INFORMATION below:

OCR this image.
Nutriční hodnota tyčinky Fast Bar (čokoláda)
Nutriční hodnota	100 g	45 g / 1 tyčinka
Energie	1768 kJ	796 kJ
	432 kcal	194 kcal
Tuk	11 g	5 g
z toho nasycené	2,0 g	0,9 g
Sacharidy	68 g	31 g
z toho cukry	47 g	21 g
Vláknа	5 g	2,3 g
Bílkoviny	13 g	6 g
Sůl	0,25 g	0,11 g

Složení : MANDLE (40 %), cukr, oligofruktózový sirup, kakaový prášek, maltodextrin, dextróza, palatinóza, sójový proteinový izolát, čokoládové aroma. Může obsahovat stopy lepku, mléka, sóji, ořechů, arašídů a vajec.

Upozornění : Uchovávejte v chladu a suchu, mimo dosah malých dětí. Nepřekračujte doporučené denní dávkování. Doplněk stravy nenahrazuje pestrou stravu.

End of INFORMATION.

— REQUIRED ACTION —
All records shown above need to be written out again verbatim.

— RESULT OF THE TASK —
OCR this image.
Nutriční hodnota tyčinky Fast Bar (čokoláda)
Nutriční hodnota	100 g	45 g / 1 tyčinka
Energie	1768 kJ	796 kJ
	432 kcal	194 kcal
Tuk	11 g	5 g
z toho nasycené	2,0 g	0,9 g
Sacharidy	68 g	31 g
z toho cukry	47 g	21 g
Vláknа	5 g	2,3 g
Bílkoviny	13 g	6 g
Sůl	0,25 g	0,11 g

Složení : MANDLE (40 %), cukr, oligofruktózový sirup, kakaový prášek, maltodextrin, dextróza, palatinóza, sójový proteinový izolát, čokoládové aroma. Může obsahovat stopy lepku, mléka, sóji, ořechů, arašídů a vajec.

Upozornění : Uchovávejte v chladu a suchu, mimo dosah malých dětí. Nepřekračujte doporučené denní dávkování. Doplněk stravy nenahrazuje pestrou stravu.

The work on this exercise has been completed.